## [Records for the exercise]
'''
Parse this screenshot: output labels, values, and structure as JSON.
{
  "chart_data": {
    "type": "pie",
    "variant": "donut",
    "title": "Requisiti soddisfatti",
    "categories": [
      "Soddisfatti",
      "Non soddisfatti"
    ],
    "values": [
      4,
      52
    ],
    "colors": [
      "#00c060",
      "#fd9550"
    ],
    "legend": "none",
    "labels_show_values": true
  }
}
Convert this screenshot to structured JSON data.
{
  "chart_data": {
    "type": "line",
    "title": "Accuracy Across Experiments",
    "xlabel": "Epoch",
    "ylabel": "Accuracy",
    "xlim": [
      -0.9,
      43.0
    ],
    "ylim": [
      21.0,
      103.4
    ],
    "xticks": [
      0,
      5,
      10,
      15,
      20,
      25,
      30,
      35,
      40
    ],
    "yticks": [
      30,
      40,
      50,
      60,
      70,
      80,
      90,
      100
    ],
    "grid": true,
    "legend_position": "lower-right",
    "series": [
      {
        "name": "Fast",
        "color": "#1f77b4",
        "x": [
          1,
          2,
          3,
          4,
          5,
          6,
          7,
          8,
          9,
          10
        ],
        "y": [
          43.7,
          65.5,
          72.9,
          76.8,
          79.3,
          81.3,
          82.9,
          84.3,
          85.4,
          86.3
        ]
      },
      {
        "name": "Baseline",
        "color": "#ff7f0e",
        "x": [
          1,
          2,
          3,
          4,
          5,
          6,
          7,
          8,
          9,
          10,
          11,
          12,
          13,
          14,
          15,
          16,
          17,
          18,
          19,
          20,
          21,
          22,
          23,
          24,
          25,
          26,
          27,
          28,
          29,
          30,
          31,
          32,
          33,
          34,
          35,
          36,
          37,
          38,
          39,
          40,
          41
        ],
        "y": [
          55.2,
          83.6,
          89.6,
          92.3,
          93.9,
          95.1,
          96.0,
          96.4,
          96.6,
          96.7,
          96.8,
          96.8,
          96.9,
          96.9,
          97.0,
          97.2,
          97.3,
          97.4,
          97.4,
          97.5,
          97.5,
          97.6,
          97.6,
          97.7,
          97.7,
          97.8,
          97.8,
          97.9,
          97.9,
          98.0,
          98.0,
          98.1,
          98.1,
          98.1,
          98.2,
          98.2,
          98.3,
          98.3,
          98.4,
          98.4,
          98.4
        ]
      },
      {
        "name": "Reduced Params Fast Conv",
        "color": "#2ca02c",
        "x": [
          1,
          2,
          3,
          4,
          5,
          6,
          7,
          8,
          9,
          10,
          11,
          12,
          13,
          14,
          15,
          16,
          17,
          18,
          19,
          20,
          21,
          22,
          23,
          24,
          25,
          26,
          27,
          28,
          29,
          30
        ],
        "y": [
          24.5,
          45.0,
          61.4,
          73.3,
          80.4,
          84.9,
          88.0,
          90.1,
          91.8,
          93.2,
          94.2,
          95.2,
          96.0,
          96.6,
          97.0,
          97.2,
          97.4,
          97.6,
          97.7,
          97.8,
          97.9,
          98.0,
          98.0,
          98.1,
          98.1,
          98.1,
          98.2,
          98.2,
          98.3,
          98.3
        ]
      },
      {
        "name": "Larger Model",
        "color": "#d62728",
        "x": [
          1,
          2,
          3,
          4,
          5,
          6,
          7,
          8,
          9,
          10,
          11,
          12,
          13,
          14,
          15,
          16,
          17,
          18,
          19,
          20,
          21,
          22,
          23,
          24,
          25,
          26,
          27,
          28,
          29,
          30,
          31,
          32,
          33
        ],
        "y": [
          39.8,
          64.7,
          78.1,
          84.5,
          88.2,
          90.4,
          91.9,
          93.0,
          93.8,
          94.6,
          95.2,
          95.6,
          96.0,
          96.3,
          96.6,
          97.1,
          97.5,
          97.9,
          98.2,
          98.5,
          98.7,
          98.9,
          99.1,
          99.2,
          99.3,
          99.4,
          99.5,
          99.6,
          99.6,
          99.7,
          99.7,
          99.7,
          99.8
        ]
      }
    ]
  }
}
'''
## [What to work on]
From the entries above, copy every line that holds the word "title".

## [Solution to the problem]
    "title": "Requisiti soddisfatti",
    "title": "Accuracy Across Experiments",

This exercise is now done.